## Listed entries
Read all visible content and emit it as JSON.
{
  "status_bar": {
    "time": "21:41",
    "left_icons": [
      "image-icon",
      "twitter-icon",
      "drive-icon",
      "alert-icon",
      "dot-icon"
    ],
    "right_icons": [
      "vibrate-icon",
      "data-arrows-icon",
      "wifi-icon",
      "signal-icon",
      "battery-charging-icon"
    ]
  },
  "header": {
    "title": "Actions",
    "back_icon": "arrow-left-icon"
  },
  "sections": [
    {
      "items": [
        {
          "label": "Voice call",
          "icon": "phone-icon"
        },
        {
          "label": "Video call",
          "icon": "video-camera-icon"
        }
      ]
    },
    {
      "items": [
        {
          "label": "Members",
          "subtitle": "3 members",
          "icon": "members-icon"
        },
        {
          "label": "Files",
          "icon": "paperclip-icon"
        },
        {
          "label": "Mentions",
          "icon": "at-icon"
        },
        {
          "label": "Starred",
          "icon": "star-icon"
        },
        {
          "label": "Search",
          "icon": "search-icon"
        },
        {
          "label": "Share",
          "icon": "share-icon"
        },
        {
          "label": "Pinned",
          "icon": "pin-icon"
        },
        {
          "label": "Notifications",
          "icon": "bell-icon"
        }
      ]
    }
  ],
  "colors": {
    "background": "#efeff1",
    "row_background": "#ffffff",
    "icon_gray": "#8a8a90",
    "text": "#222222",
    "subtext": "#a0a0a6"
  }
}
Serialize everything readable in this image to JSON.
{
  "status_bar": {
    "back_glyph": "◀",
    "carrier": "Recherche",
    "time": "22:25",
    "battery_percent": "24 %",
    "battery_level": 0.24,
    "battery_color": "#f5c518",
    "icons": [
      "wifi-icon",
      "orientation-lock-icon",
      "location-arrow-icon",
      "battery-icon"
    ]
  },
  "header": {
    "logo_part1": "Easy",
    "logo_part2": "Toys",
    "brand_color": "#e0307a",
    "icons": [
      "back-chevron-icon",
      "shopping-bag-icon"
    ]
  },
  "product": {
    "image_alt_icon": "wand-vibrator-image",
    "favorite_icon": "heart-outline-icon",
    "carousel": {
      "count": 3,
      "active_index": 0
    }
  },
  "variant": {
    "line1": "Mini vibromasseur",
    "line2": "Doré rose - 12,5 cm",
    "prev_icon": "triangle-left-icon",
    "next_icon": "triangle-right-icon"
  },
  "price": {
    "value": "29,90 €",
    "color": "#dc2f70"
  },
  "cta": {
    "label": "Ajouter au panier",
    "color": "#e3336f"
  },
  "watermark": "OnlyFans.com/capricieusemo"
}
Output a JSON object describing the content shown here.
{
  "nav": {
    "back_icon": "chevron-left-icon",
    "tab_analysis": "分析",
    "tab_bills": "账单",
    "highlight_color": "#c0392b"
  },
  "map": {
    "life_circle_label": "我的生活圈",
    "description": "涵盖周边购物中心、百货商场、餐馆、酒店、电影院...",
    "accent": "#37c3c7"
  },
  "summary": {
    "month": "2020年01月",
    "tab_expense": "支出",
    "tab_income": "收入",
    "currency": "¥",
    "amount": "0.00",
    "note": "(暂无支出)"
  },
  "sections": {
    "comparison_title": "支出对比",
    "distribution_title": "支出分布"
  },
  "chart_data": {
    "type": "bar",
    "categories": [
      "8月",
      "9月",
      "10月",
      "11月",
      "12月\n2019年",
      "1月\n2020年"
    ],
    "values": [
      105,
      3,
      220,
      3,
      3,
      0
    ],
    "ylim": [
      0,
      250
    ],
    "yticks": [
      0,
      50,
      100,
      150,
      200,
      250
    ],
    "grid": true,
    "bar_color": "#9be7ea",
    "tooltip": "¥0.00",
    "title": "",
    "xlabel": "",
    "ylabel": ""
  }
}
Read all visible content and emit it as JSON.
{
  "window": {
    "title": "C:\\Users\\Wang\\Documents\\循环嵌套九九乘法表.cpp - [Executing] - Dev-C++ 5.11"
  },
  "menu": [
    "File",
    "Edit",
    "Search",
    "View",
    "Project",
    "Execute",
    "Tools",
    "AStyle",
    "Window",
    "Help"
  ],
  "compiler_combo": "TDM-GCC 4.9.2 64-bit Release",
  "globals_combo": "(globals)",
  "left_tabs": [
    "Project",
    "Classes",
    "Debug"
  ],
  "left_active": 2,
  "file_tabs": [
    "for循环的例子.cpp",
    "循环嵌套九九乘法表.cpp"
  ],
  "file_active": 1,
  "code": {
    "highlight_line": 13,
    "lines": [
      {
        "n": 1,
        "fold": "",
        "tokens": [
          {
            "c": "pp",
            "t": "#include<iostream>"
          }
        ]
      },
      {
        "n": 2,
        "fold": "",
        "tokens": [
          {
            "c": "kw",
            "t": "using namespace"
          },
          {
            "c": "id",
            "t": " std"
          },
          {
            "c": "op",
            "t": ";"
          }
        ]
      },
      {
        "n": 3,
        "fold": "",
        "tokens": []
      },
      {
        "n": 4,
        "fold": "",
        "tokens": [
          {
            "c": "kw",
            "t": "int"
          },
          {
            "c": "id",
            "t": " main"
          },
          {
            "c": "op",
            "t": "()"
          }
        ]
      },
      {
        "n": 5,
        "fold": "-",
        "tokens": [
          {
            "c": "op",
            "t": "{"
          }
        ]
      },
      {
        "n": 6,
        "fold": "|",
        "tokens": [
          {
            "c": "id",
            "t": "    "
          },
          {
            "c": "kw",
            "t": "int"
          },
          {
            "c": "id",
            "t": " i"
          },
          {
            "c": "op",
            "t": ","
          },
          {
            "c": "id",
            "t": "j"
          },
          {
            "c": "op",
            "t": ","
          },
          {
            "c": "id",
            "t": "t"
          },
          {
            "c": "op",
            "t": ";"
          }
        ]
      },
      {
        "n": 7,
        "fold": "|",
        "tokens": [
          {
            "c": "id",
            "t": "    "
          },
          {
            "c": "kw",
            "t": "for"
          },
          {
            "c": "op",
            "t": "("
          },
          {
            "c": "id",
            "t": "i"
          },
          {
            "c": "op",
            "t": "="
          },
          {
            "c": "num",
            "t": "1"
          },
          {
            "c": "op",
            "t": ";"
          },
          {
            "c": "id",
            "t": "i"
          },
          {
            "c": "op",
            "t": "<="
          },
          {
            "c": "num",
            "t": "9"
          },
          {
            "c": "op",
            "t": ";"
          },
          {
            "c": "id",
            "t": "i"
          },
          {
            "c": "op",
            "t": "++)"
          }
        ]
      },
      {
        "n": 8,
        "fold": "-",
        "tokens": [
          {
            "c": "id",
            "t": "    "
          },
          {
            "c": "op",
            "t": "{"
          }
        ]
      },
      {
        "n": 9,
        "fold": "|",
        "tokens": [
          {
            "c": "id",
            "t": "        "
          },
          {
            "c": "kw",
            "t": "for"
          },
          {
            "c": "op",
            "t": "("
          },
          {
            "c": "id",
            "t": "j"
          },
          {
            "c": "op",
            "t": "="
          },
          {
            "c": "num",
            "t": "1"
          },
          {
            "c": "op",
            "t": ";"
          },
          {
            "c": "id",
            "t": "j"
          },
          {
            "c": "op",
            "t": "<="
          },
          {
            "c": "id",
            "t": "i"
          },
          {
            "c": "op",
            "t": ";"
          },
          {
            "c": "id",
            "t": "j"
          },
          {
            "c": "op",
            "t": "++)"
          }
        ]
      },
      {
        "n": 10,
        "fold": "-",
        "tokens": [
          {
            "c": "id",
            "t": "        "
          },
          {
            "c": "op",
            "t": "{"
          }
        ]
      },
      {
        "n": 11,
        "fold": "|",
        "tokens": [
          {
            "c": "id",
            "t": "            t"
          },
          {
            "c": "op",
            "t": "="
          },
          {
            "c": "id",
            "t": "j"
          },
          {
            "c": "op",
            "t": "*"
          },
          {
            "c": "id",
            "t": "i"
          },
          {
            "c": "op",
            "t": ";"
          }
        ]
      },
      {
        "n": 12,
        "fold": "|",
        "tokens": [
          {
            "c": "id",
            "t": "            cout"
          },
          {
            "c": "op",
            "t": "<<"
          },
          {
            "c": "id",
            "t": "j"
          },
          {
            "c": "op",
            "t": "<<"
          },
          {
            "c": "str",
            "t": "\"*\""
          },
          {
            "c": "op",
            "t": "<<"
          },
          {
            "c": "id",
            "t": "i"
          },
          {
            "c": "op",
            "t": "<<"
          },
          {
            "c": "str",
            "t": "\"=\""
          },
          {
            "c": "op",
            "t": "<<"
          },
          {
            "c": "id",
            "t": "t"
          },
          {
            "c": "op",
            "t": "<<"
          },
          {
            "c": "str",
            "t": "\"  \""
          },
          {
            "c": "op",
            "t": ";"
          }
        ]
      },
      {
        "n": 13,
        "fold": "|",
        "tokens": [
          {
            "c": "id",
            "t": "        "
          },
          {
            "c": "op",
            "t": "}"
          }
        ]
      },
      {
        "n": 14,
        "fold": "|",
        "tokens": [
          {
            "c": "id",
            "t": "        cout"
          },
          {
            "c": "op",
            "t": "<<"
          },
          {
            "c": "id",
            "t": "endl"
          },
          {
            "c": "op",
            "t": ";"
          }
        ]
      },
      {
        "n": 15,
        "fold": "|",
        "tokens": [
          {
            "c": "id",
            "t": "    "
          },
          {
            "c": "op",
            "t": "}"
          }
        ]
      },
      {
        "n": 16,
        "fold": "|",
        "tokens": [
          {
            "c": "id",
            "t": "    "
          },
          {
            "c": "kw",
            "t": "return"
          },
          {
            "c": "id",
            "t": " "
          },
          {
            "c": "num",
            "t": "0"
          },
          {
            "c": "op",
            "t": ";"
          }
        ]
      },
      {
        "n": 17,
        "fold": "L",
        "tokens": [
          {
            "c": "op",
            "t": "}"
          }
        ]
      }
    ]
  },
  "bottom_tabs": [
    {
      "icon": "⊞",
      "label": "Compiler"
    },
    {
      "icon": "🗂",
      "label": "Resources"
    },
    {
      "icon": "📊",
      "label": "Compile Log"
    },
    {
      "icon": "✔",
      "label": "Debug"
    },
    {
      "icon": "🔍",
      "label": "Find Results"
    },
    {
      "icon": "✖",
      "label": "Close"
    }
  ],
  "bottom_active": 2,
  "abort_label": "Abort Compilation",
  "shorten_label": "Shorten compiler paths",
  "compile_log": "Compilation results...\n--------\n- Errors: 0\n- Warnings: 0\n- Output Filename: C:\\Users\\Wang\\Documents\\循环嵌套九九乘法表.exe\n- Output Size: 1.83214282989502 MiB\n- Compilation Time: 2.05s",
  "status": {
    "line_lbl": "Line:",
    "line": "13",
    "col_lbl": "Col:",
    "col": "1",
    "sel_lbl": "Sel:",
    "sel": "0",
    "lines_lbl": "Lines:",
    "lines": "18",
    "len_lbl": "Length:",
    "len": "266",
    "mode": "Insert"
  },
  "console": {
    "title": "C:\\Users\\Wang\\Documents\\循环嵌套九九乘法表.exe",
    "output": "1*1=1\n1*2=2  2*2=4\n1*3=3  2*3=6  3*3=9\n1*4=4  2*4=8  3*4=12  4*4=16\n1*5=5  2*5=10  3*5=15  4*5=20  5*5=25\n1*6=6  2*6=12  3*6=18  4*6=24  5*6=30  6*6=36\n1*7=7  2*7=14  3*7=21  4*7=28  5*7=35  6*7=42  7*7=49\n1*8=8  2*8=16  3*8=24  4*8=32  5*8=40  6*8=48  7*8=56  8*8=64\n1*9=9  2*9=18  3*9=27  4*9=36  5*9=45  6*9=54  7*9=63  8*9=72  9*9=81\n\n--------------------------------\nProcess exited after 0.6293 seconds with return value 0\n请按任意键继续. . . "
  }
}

## Brief
Copy out the lines that hold "Documents".

## Answer for the task
    "title": "C:\\Users\\Wang\\Documents\\循环嵌套九九乘法表.cpp - [Executing] - Dev-C++ 5.11"
  "compile_log": "Compilation results...\n--------\n- Errors: 0\n- Warnings: 0\n- Output Filename: C:\\Users\\Wang\\Documents\\循环嵌套九九乘法表.exe\n- Output Size: 1.83214282989502 MiB\n- Compilation Time: 2.05s",
    "title": "C:\\Users\\Wang\\Documents\\循环嵌套九九乘法表.exe",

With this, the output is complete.